[start of DATA SHOWN]

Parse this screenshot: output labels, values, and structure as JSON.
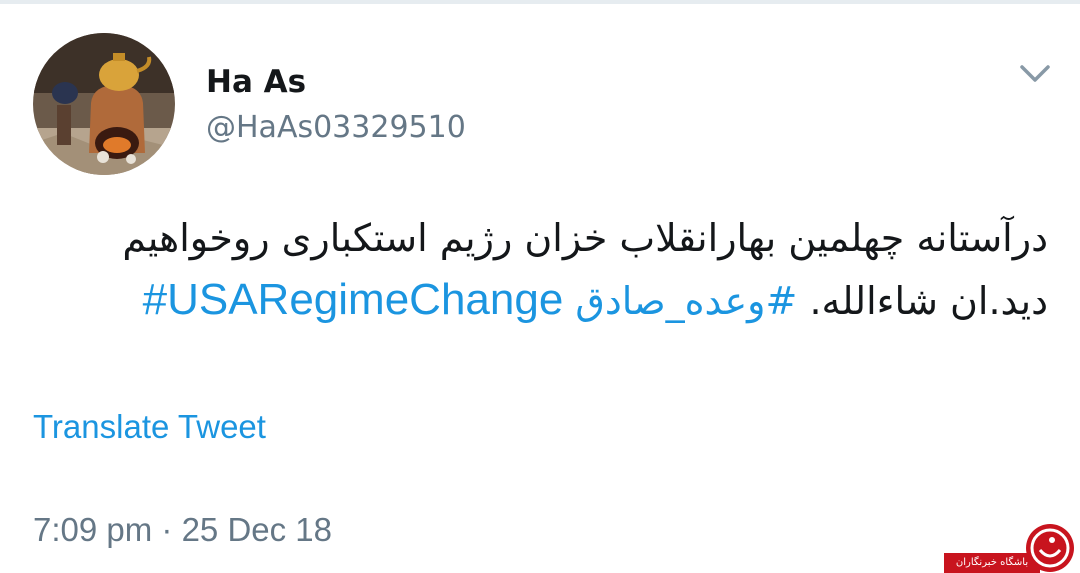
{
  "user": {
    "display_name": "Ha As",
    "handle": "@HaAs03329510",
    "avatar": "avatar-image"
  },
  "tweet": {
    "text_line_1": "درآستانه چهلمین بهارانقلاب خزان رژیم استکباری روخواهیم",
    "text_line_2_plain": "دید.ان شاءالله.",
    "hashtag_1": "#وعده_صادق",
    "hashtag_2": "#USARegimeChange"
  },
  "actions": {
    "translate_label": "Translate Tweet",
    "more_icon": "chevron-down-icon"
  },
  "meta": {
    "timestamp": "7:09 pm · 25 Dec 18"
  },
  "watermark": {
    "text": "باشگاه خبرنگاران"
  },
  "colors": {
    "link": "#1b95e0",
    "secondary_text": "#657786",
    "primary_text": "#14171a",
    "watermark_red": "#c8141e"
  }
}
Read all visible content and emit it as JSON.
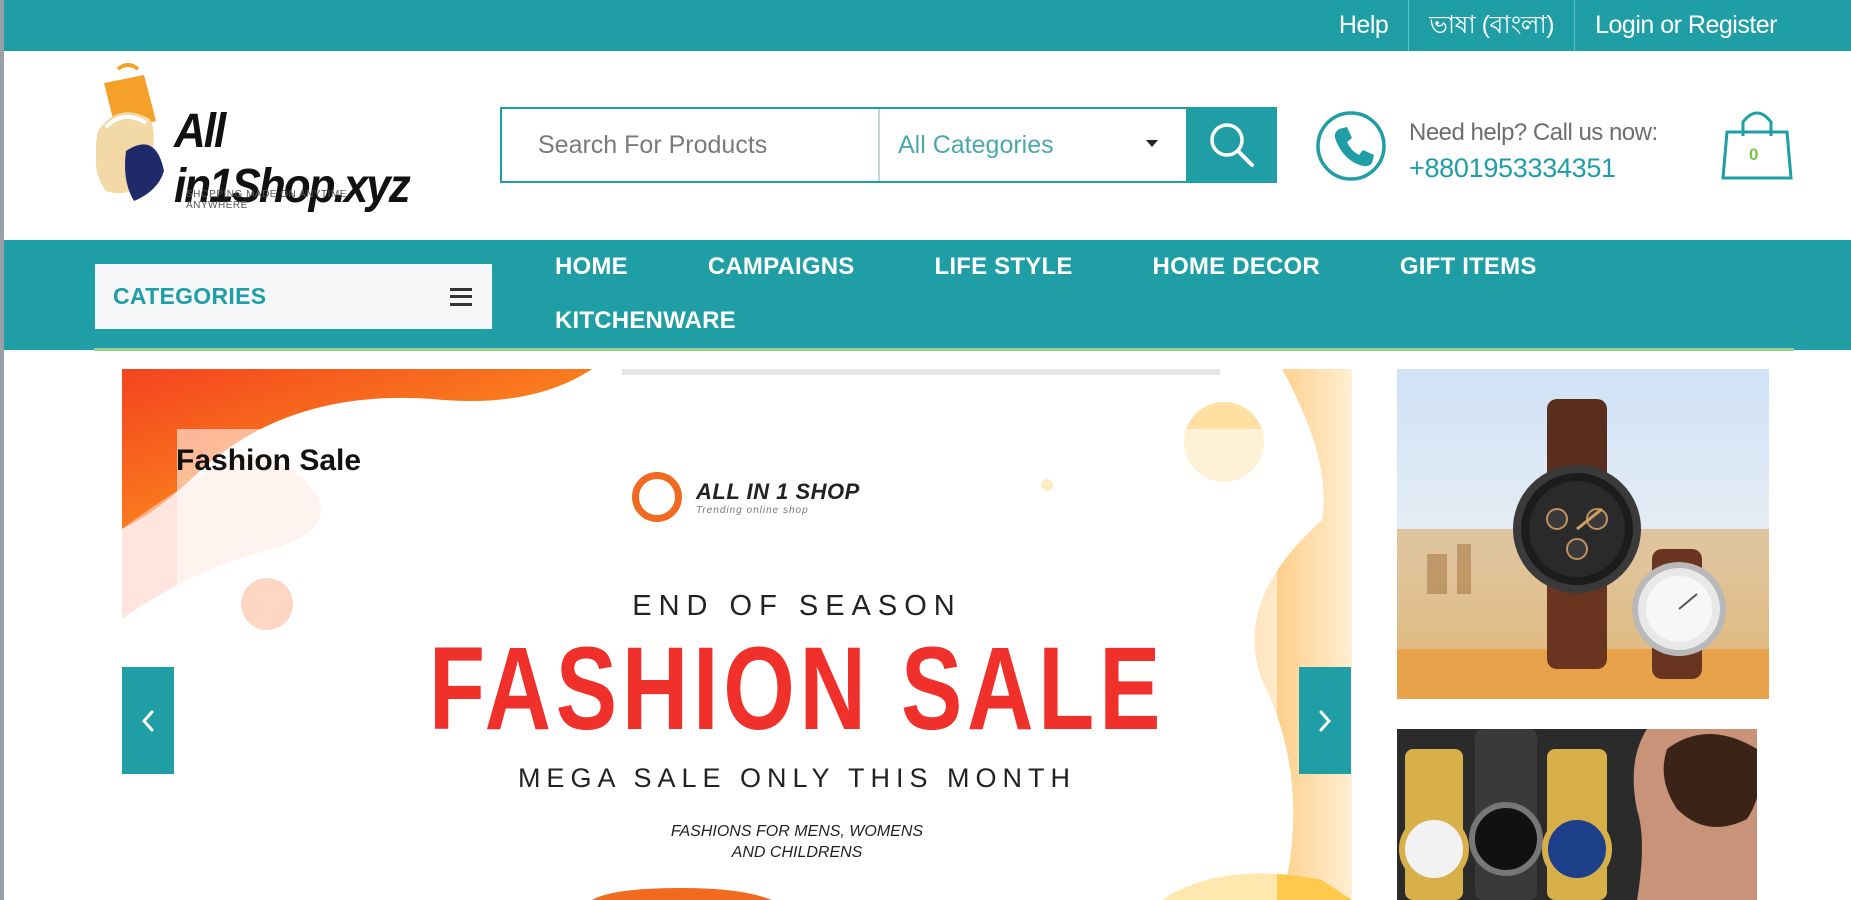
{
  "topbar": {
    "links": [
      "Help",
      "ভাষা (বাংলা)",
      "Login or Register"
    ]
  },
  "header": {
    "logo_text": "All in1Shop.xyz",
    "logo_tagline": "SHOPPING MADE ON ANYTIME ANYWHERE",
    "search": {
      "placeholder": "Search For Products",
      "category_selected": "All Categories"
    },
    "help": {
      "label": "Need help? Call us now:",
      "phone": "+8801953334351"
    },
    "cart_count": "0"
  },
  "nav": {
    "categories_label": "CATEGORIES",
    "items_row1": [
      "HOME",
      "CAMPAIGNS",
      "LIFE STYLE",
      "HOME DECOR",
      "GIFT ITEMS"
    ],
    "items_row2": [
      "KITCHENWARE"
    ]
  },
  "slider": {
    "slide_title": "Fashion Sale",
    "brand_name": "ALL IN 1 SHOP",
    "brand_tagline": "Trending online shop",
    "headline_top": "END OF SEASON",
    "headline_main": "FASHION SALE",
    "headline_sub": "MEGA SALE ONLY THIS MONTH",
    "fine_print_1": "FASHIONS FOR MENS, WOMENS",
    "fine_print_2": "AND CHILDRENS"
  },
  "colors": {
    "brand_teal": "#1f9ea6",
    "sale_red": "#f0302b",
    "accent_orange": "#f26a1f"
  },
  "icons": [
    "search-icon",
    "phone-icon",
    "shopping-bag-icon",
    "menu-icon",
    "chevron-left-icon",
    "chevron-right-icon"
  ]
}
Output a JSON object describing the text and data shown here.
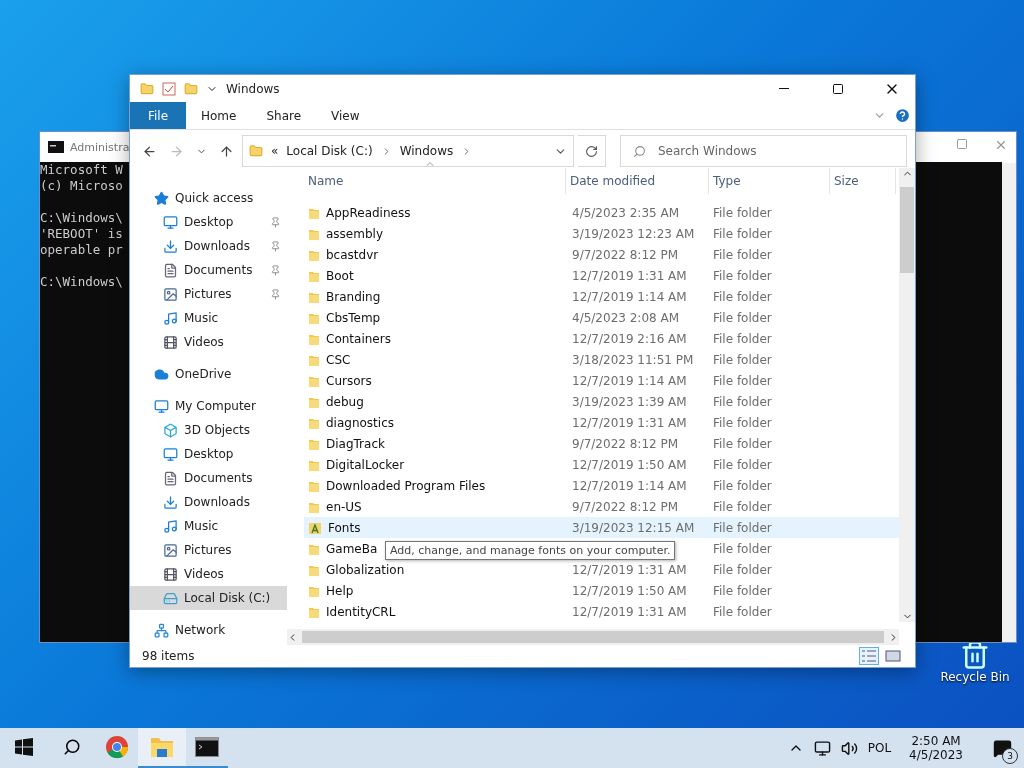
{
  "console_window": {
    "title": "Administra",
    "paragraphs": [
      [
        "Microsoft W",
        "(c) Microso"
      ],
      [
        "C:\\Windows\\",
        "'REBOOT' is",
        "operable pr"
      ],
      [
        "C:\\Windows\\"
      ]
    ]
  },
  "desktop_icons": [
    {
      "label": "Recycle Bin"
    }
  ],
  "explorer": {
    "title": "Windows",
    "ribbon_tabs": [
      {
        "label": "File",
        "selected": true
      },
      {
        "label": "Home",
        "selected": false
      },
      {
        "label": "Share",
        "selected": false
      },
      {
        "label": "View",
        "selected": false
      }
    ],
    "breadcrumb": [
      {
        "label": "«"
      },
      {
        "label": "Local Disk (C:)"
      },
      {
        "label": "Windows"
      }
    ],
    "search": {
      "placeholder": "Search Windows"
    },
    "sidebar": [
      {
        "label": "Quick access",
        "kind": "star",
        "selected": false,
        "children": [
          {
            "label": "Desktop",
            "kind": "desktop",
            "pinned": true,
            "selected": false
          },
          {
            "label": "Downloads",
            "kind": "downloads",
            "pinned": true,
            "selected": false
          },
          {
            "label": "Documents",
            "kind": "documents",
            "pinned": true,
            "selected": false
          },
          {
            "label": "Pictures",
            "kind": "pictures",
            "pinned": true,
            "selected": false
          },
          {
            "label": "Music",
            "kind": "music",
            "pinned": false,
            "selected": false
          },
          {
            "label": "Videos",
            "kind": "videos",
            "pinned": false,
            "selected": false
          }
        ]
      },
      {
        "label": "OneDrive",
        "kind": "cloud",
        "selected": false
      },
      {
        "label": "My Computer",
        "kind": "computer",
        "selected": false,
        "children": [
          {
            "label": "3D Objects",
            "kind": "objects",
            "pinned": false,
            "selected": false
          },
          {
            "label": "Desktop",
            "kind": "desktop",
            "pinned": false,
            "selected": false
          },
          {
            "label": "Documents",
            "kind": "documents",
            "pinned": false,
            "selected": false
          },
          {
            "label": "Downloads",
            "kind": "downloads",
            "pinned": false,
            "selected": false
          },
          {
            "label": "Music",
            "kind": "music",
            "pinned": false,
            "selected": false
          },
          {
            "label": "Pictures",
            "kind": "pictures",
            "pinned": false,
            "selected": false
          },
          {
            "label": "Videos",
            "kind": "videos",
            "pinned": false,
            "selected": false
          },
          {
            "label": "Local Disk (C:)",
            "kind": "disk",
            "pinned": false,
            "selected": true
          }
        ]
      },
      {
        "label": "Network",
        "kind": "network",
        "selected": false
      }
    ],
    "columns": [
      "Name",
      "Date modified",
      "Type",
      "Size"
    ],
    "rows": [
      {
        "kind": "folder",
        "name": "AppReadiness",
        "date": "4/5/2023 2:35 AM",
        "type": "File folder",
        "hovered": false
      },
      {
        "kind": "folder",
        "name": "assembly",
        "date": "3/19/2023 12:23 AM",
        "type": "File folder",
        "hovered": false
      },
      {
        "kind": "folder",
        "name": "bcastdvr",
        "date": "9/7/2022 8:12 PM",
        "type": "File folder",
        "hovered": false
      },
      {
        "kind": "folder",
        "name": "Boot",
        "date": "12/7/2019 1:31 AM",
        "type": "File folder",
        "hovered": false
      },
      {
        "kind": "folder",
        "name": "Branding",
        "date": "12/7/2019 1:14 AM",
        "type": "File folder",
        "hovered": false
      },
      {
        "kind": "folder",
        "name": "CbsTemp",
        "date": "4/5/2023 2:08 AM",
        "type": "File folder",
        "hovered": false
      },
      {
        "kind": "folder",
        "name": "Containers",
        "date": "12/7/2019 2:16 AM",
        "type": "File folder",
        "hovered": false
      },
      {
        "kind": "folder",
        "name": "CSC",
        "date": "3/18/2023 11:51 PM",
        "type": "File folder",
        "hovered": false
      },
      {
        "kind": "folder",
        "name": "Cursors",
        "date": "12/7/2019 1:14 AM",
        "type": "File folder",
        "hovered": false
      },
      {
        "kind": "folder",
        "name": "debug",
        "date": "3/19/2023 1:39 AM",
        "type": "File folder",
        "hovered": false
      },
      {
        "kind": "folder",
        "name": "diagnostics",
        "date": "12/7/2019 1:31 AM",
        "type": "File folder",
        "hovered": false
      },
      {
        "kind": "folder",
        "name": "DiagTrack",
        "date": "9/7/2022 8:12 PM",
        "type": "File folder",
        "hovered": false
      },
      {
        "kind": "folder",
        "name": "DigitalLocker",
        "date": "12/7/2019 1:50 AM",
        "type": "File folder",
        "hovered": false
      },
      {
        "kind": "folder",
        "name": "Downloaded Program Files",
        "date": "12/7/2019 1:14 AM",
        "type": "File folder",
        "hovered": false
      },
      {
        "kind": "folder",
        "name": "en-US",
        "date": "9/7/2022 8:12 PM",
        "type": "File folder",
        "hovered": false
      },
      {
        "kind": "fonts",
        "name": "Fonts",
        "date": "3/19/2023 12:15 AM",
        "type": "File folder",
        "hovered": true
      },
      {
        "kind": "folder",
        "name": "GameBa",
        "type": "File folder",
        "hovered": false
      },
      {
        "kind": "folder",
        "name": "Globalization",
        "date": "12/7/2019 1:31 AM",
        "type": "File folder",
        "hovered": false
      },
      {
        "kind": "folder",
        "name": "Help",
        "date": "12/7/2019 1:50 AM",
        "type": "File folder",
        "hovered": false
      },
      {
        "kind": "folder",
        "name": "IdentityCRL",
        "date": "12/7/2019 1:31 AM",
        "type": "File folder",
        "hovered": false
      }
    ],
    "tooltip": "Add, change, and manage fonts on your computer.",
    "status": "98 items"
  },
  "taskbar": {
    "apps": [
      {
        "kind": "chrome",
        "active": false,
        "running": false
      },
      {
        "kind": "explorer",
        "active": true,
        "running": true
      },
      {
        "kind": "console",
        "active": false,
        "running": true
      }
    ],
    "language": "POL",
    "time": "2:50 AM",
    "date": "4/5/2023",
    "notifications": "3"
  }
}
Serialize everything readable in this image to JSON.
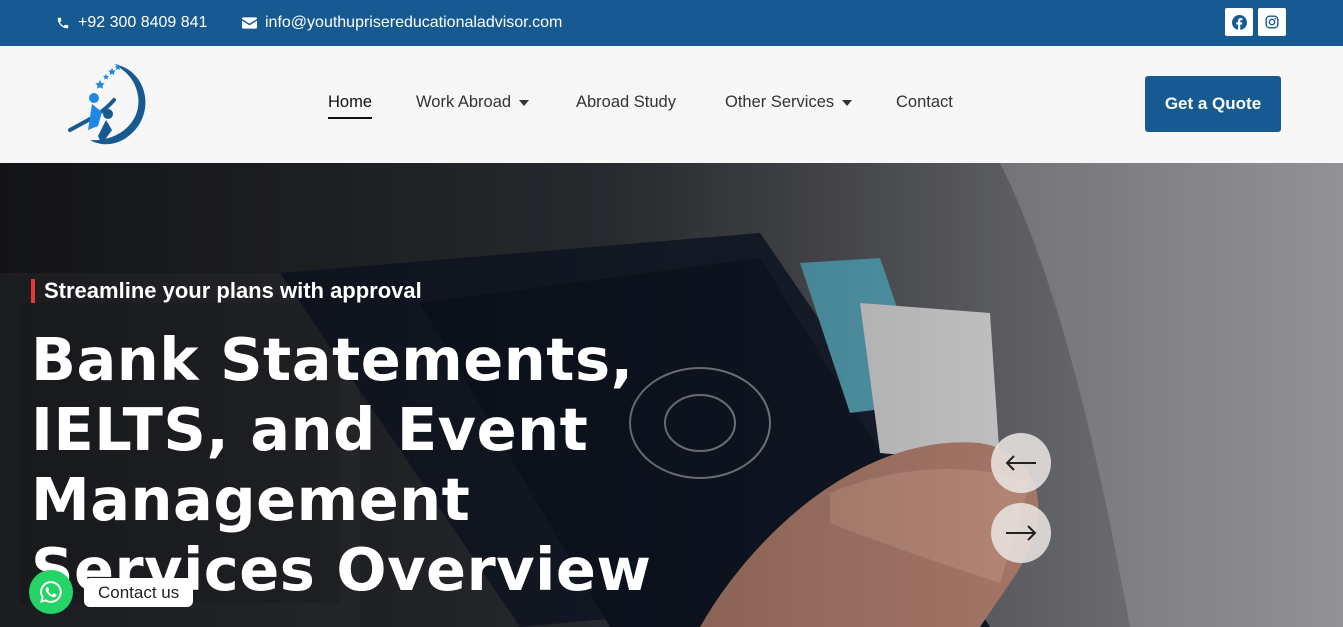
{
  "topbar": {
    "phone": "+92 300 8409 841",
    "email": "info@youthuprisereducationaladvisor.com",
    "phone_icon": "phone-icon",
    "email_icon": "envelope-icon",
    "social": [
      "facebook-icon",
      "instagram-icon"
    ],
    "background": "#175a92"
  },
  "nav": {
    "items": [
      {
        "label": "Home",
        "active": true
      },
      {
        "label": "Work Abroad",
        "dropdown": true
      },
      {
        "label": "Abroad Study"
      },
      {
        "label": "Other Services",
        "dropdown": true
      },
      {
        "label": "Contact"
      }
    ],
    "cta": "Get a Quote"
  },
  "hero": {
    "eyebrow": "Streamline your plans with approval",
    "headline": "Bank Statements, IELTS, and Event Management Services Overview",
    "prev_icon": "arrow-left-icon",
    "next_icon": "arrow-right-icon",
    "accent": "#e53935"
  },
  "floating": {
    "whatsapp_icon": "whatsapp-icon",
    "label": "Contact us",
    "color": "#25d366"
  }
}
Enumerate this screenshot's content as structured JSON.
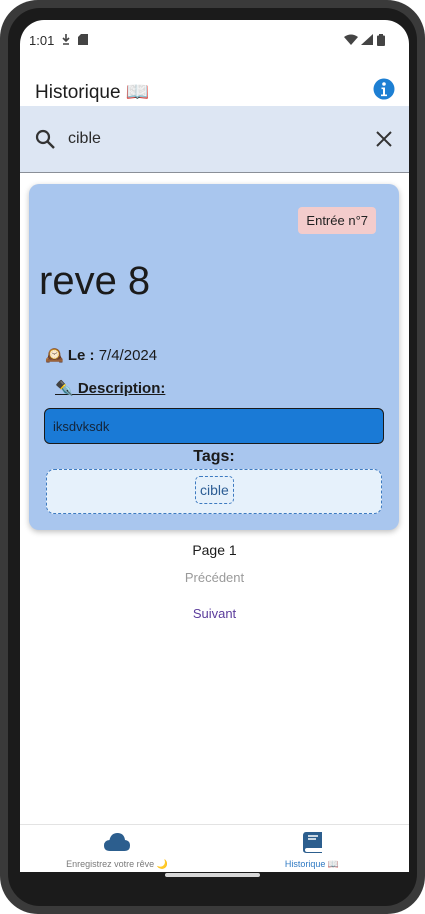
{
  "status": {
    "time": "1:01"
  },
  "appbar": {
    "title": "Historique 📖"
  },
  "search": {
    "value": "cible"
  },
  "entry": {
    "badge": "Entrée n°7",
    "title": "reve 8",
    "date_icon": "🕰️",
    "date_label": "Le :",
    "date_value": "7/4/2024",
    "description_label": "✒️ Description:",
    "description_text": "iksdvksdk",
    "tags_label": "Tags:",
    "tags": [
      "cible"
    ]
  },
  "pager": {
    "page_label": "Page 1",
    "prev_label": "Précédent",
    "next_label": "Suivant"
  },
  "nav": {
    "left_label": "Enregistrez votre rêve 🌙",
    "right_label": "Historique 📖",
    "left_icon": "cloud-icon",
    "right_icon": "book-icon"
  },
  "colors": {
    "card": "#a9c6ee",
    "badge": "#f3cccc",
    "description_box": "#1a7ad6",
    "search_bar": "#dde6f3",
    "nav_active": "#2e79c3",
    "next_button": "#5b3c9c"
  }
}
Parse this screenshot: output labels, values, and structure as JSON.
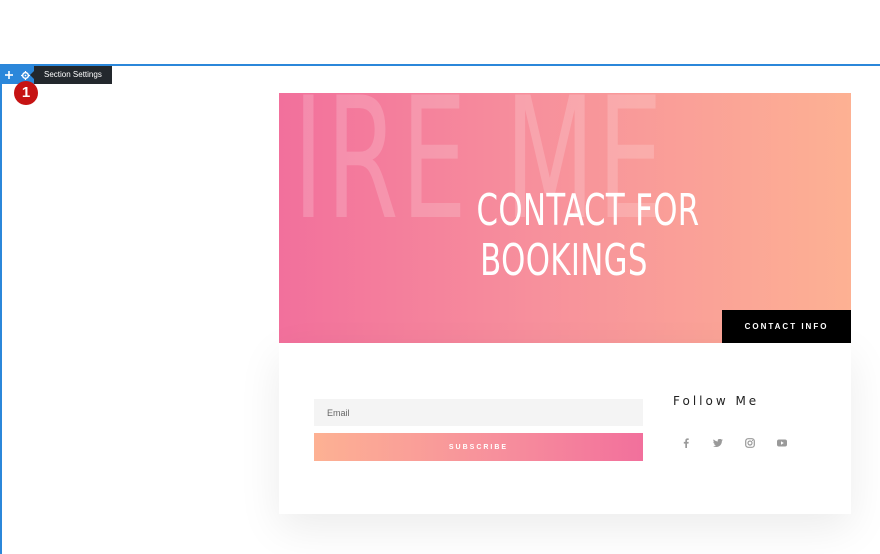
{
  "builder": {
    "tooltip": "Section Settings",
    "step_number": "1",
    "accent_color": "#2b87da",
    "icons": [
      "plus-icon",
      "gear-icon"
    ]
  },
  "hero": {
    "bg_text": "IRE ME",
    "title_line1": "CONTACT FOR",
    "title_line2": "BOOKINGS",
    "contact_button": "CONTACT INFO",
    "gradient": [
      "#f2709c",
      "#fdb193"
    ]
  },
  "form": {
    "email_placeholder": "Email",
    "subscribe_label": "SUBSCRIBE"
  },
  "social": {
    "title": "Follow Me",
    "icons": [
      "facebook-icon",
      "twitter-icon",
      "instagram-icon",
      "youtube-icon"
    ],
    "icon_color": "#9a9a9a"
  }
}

[end of DATA SHOWN]

* [PROBLEM REQUIREMENTS] Reproduce the material above exactly, but only from the line with "Enumerate this screenshot's" through its last line, leaving pictures out.

* [EXERCISE RESULT]
Enumerate this screenshot's content as structured JSON.
{
  "status": {
    "time": "1:01"
  },
  "appbar": {
    "title": "Historique 📖"
  },
  "search": {
    "value": "cible"
  },
  "entry": {
    "badge": "Entrée n°7",
    "title": "reve 8",
    "date_icon": "🕰️",
    "date_label": "Le :",
    "date_value": "7/4/2024",
    "description_label": "✒️ Description:",
    "description_text": "iksdvksdk",
    "tags_label": "Tags:",
    "tags": [
      "cible"
    ]
  },
  "pager": {
    "page_label": "Page 1",
    "prev_label": "Précédent",
    "next_label": "Suivant"
  },
  "nav": {
    "left_label": "Enregistrez votre rêve 🌙",
    "right_label": "Historique 📖",
    "left_icon": "cloud-icon",
    "right_icon": "book-icon"
  },
  "colors": {
    "card": "#a9c6ee",
    "badge": "#f3cccc",
    "description_box": "#1a7ad6",
    "search_bar": "#dde6f3",
    "nav_active": "#2e79c3",
    "next_button": "#5b3c9c"
  }
}
Parse this screenshot: output labels, values, and structure as JSON.
{
  "builder": {
    "tooltip": "Section Settings",
    "step_number": "1",
    "accent_color": "#2b87da",
    "icons": [
      "plus-icon",
      "gear-icon"
    ]
  },
  "hero": {
    "bg_text": "IRE ME",
    "title_line1": "CONTACT FOR",
    "title_line2": "BOOKINGS",
    "contact_button": "CONTACT INFO",
    "gradient": [
      "#f2709c",
      "#fdb193"
    ]
  },
  "form": {
    "email_placeholder": "Email",
    "subscribe_label": "SUBSCRIBE"
  },
  "social": {
    "title": "Follow Me",
    "icons": [
      "facebook-icon",
      "twitter-icon",
      "instagram-icon",
      "youtube-icon"
    ],
    "icon_color": "#9a9a9a"
  }
}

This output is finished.